Prompt :: List each line of the data that holds the string "label", please.

╔══

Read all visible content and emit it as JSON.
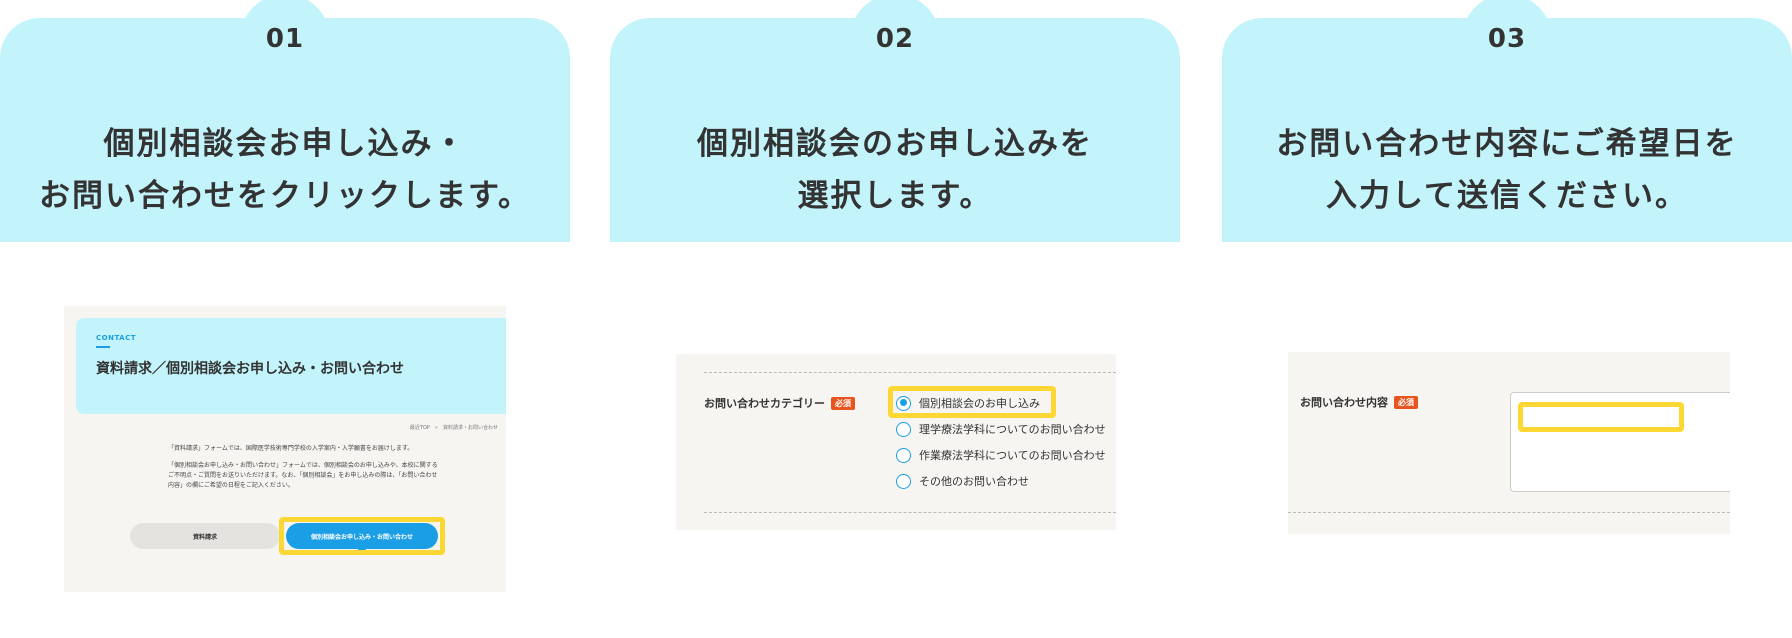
{
  "steps": [
    {
      "number": "01",
      "title_lines": [
        "個別相談会お申し込み・",
        "お問い合わせをクリックします。"
      ],
      "screenshot": {
        "eyebrow": "CONTACT",
        "heading": "資料請求／個別相談会お申し込み・お問い合わせ",
        "breadcrumb": "最近TOP　»　資料請求・お問い合わせ",
        "paragraphs": [
          "「資料請求」フォームでは、国際医学技術専門学校の入学案内・入学願書をお届けします。",
          "「個別相談会お申し込み・お問い合わせ」フォームでは、個別相談会のお申し込みや、本校に関するご不明点・ご質問をお送りいただけます。なお、「個別相談会」をお申し込みの際は、「お問い合わせ内容」の欄にご希望の日程をご記入ください。"
        ],
        "button_gray": "資料請求",
        "button_blue": "個別相談会お申し込み・お問い合わせ"
      }
    },
    {
      "number": "02",
      "title_lines": [
        "個別相談会のお申し込みを",
        "選択します。"
      ],
      "screenshot": {
        "label": "お問い合わせカテゴリー",
        "required": "必須",
        "options": [
          {
            "label": "個別相談会のお申し込み",
            "checked": true
          },
          {
            "label": "理学療法学科についてのお問い合わせ",
            "checked": false
          },
          {
            "label": "作業療法学科についてのお問い合わせ",
            "checked": false
          },
          {
            "label": "その他のお問い合わせ",
            "checked": false
          }
        ]
      }
    },
    {
      "number": "03",
      "title_lines": [
        "お問い合わせ内容にご希望日を",
        "入力して送信ください。"
      ],
      "screenshot": {
        "label": "お問い合わせ内容",
        "required": "必須",
        "textarea_value": ""
      }
    }
  ],
  "colors": {
    "header_bg": "#c3f4fb",
    "accent_blue": "#1a9ee6",
    "highlight_yellow": "#fdd835",
    "required_badge": "#e8541e",
    "screenshot_bg": "#f6f5f1"
  }
}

╚══

Correct response ::
        "label": "お問い合わせカテゴリー",
            "label": "個別相談会のお申し込み",
            "label": "理学療法学科についてのお問い合わせ",
            "label": "作業療法学科についてのお問い合わせ",
            "label": "その他のお問い合わせ",
        "label": "お問い合わせ内容",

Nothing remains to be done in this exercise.